### [What the task asks]
Below are some records; reproduce every one of them exactly.

### [Listed entries]
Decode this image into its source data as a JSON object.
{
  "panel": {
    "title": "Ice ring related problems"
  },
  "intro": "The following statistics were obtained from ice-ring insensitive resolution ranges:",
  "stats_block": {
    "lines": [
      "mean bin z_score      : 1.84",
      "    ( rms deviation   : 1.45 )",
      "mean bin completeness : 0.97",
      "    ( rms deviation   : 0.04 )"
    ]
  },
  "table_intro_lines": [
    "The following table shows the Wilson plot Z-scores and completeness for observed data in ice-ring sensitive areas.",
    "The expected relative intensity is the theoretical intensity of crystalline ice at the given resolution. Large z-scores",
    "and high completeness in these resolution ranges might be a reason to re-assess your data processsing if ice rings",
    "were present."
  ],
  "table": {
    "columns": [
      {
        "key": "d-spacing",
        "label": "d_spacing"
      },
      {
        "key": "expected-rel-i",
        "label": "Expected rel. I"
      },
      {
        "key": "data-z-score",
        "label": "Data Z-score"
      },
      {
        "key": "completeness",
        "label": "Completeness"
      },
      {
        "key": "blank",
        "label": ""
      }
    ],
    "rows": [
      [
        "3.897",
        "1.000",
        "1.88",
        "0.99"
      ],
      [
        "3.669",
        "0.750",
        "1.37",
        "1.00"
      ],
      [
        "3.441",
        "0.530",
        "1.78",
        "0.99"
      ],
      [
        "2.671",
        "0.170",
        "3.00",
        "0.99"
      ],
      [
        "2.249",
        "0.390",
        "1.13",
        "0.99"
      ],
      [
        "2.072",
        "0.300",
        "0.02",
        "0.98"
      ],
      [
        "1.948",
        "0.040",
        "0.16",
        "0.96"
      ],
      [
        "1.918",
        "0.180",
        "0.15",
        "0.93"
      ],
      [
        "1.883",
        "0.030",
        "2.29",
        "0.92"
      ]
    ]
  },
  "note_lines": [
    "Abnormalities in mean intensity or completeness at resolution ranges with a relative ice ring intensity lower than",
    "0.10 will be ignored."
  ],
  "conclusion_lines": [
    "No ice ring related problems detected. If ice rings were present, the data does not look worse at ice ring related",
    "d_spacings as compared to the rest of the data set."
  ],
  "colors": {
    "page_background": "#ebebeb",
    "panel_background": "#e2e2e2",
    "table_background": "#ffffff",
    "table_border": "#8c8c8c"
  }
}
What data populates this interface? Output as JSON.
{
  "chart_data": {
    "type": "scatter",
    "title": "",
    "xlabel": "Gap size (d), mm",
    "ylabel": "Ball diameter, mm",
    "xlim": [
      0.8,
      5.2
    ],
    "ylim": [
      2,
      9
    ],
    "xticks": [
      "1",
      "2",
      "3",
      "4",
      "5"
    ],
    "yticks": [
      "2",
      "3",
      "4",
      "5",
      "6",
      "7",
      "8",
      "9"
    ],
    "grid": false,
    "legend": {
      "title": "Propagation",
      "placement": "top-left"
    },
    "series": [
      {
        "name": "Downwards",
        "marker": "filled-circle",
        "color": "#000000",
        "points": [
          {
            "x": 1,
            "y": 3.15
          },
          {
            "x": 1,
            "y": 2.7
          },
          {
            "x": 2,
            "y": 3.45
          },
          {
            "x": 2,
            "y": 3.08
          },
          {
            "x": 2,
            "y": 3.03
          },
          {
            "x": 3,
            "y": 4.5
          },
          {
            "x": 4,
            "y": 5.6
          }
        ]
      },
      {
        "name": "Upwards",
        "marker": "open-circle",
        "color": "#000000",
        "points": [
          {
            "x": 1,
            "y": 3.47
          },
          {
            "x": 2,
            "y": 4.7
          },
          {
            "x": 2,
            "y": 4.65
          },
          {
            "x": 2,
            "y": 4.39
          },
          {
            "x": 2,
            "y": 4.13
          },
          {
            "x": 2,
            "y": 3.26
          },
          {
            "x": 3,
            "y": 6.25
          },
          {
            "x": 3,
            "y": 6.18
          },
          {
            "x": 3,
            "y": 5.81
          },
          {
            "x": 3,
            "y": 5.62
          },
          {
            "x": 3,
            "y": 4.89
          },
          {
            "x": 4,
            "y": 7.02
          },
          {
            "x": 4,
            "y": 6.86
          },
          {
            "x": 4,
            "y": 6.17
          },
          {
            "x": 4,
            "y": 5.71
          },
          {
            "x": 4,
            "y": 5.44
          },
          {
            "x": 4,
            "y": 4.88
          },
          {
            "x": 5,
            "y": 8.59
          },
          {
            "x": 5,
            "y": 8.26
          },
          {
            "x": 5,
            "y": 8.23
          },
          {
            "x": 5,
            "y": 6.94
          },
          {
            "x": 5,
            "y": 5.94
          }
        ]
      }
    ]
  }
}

### [Task response]
Decode this image into its source data as a JSON object.
{
  "panel": {
    "title": "Ice ring related problems"
  },
  "intro": "The following statistics were obtained from ice-ring insensitive resolution ranges:",
  "stats_block": {
    "lines": [
      "mean bin z_score      : 1.84",
      "    ( rms deviation   : 1.45 )",
      "mean bin completeness : 0.97",
      "    ( rms deviation   : 0.04 )"
    ]
  },
  "table_intro_lines": [
    "The following table shows the Wilson plot Z-scores and completeness for observed data in ice-ring sensitive areas.",
    "The expected relative intensity is the theoretical intensity of crystalline ice at the given resolution. Large z-scores",
    "and high completeness in these resolution ranges might be a reason to re-assess your data processsing if ice rings",
    "were present."
  ],
  "table": {
    "columns": [
      {
        "key": "d-spacing",
        "label": "d_spacing"
      },
      {
        "key": "expected-rel-i",
        "label": "Expected rel. I"
      },
      {
        "key": "data-z-score",
        "label": "Data Z-score"
      },
      {
        "key": "completeness",
        "label": "Completeness"
      },
      {
        "key": "blank",
        "label": ""
      }
    ],
    "rows": [
      [
        "3.897",
        "1.000",
        "1.88",
        "0.99"
      ],
      [
        "3.669",
        "0.750",
        "1.37",
        "1.00"
      ],
      [
        "3.441",
        "0.530",
        "1.78",
        "0.99"
      ],
      [
        "2.671",
        "0.170",
        "3.00",
        "0.99"
      ],
      [
        "2.249",
        "0.390",
        "1.13",
        "0.99"
      ],
      [
        "2.072",
        "0.300",
        "0.02",
        "0.98"
      ],
      [
        "1.948",
        "0.040",
        "0.16",
        "0.96"
      ],
      [
        "1.918",
        "0.180",
        "0.15",
        "0.93"
      ],
      [
        "1.883",
        "0.030",
        "2.29",
        "0.92"
      ]
    ]
  },
  "note_lines": [
    "Abnormalities in mean intensity or completeness at resolution ranges with a relative ice ring intensity lower than",
    "0.10 will be ignored."
  ],
  "conclusion_lines": [
    "No ice ring related problems detected. If ice rings were present, the data does not look worse at ice ring related",
    "d_spacings as compared to the rest of the data set."
  ],
  "colors": {
    "page_background": "#ebebeb",
    "panel_background": "#e2e2e2",
    "table_background": "#ffffff",
    "table_border": "#8c8c8c"
  }
}
What data populates this interface? Output as JSON.
{
  "chart_data": {
    "type": "scatter",
    "title": "",
    "xlabel": "Gap size (d), mm",
    "ylabel": "Ball diameter, mm",
    "xlim": [
      0.8,
      5.2
    ],
    "ylim": [
      2,
      9
    ],
    "xticks": [
      "1",
      "2",
      "3",
      "4",
      "5"
    ],
    "yticks": [
      "2",
      "3",
      "4",
      "5",
      "6",
      "7",
      "8",
      "9"
    ],
    "grid": false,
    "legend": {
      "title": "Propagation",
      "placement": "top-left"
    },
    "series": [
      {
        "name": "Downwards",
        "marker": "filled-circle",
        "color": "#000000",
        "points": [
          {
            "x": 1,
            "y": 3.15
          },
          {
            "x": 1,
            "y": 2.7
          },
          {
            "x": 2,
            "y": 3.45
          },
          {
            "x": 2,
            "y": 3.08
          },
          {
            "x": 2,
            "y": 3.03
          },
          {
            "x": 3,
            "y": 4.5
          },
          {
            "x": 4,
            "y": 5.6
          }
        ]
      },
      {
        "name": "Upwards",
        "marker": "open-circle",
        "color": "#000000",
        "points": [
          {
            "x": 1,
            "y": 3.47
          },
          {
            "x": 2,
            "y": 4.7
          },
          {
            "x": 2,
            "y": 4.65
          },
          {
            "x": 2,
            "y": 4.39
          },
          {
            "x": 2,
            "y": 4.13
          },
          {
            "x": 2,
            "y": 3.26
          },
          {
            "x": 3,
            "y": 6.25
          },
          {
            "x": 3,
            "y": 6.18
          },
          {
            "x": 3,
            "y": 5.81
          },
          {
            "x": 3,
            "y": 5.62
          },
          {
            "x": 3,
            "y": 4.89
          },
          {
            "x": 4,
            "y": 7.02
          },
          {
            "x": 4,
            "y": 6.86
          },
          {
            "x": 4,
            "y": 6.17
          },
          {
            "x": 4,
            "y": 5.71
          },
          {
            "x": 4,
            "y": 5.44
          },
          {
            "x": 4,
            "y": 4.88
          },
          {
            "x": 5,
            "y": 8.59
          },
          {
            "x": 5,
            "y": 8.26
          },
          {
            "x": 5,
            "y": 8.23
          },
          {
            "x": 5,
            "y": 6.94
          },
          {
            "x": 5,
            "y": 5.94
          }
        ]
      }
    ]
  }
}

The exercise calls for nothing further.